What is needed:
Every entry below should be printed exactly, without its images.
— begin Input —
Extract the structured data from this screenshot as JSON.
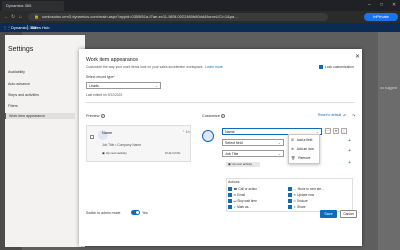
{
  "browser": {
    "tab_title": "Dynamics 365",
    "url": "contosoinc.crm3.dynamics.com/main.aspx?appid=0355f51a-f7ae-ec11-983f-0022480b80dd&forceUCI=1&pa...",
    "inprivate_label": "InPrivate"
  },
  "app": {
    "name": "Dynamics 365",
    "hub": "Sales Hub"
  },
  "settings": {
    "title": "Settings",
    "items": [
      {
        "label": "Availability"
      },
      {
        "label": "Auto advance"
      },
      {
        "label": "Steps and activities"
      },
      {
        "label": "Filters"
      },
      {
        "label": "Work item appearance"
      }
    ]
  },
  "dialog": {
    "title": "Work item appearance",
    "subtitle": "Customize the way your work items look on your sales accelerator workspace.",
    "learn_more": "Learn more",
    "lock_customization": "Lock customization",
    "record_type_label": "Select record type",
    "record_type_value": "Leads",
    "last_edited": "Last edited on 9/12/2022",
    "preview_label": "Preview",
    "customize_label": "Customize",
    "reset_default": "Reset to default",
    "preview_card": {
      "name": "Name",
      "subtitle": "Job Title • Company Name",
      "next_activity": "Up next activity",
      "due": "DUE DATE"
    },
    "fields": [
      {
        "value": "Name"
      },
      {
        "value": "Select field"
      },
      {
        "value": "Job Title"
      }
    ],
    "next_activity_tag": "Up next activity",
    "menu": [
      {
        "icon": "add-field-icon",
        "label": "Add a field"
      },
      {
        "icon": "add-icon-icon",
        "label": "Add an icon"
      },
      {
        "icon": "trash-icon",
        "label": "Remove"
      }
    ],
    "actions_label": "Actions",
    "actions": [
      {
        "label": "Call or action",
        "checked": true
      },
      {
        "label": "Email",
        "checked": true
      },
      {
        "label": "Skip wait time",
        "checked": true
      },
      {
        "label": "Mark as...",
        "checked": true
      },
      {
        "label": "Move to next ste...",
        "checked": true
      },
      {
        "label": "Update now",
        "checked": true
      },
      {
        "label": "Snooze",
        "checked": true
      },
      {
        "label": "Share",
        "checked": true
      }
    ],
    "switch_admin": "Switch to admin mode",
    "toggle_value": "Yes",
    "save": "Save",
    "cancel": "Cancel"
  },
  "background": {
    "right_text": "no suggest"
  },
  "colors": {
    "accent": "#0f6cbd",
    "header": "#0b2a55"
  }
}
— end Input —
Exercise answer:
Extract the structured data from this screenshot as JSON.
{
  "browser": {
    "tab_title": "Dynamics 365",
    "url": "contosoinc.crm3.dynamics.com/main.aspx?appid=0355f51a-f7ae-ec11-983f-0022480b80dd&forceUCI=1&pa...",
    "inprivate_label": "InPrivate"
  },
  "app": {
    "name": "Dynamics 365",
    "hub": "Sales Hub"
  },
  "settings": {
    "title": "Settings",
    "items": [
      {
        "label": "Availability"
      },
      {
        "label": "Auto advance"
      },
      {
        "label": "Steps and activities"
      },
      {
        "label": "Filters"
      },
      {
        "label": "Work item appearance"
      }
    ]
  },
  "dialog": {
    "title": "Work item appearance",
    "subtitle": "Customize the way your work items look on your sales accelerator workspace.",
    "learn_more": "Learn more",
    "lock_customization": "Lock customization",
    "record_type_label": "Select record type",
    "record_type_value": "Leads",
    "last_edited": "Last edited on 9/12/2022",
    "preview_label": "Preview",
    "customize_label": "Customize",
    "reset_default": "Reset to default",
    "preview_card": {
      "name": "Name",
      "subtitle": "Job Title • Company Name",
      "next_activity": "Up next activity",
      "due": "DUE DATE"
    },
    "fields": [
      {
        "value": "Name"
      },
      {
        "value": "Select field"
      },
      {
        "value": "Job Title"
      }
    ],
    "next_activity_tag": "Up next activity",
    "menu": [
      {
        "icon": "add-field-icon",
        "label": "Add a field"
      },
      {
        "icon": "add-icon-icon",
        "label": "Add an icon"
      },
      {
        "icon": "trash-icon",
        "label": "Remove"
      }
    ],
    "actions_label": "Actions",
    "actions": [
      {
        "label": "Call or action",
        "checked": true
      },
      {
        "label": "Email",
        "checked": true
      },
      {
        "label": "Skip wait time",
        "checked": true
      },
      {
        "label": "Mark as...",
        "checked": true
      },
      {
        "label": "Move to next ste...",
        "checked": true
      },
      {
        "label": "Update now",
        "checked": true
      },
      {
        "label": "Snooze",
        "checked": true
      },
      {
        "label": "Share",
        "checked": true
      }
    ],
    "switch_admin": "Switch to admin mode",
    "toggle_value": "Yes",
    "save": "Save",
    "cancel": "Cancel"
  },
  "background": {
    "right_text": "no suggest"
  },
  "colors": {
    "accent": "#0f6cbd",
    "header": "#0b2a55"
  }
}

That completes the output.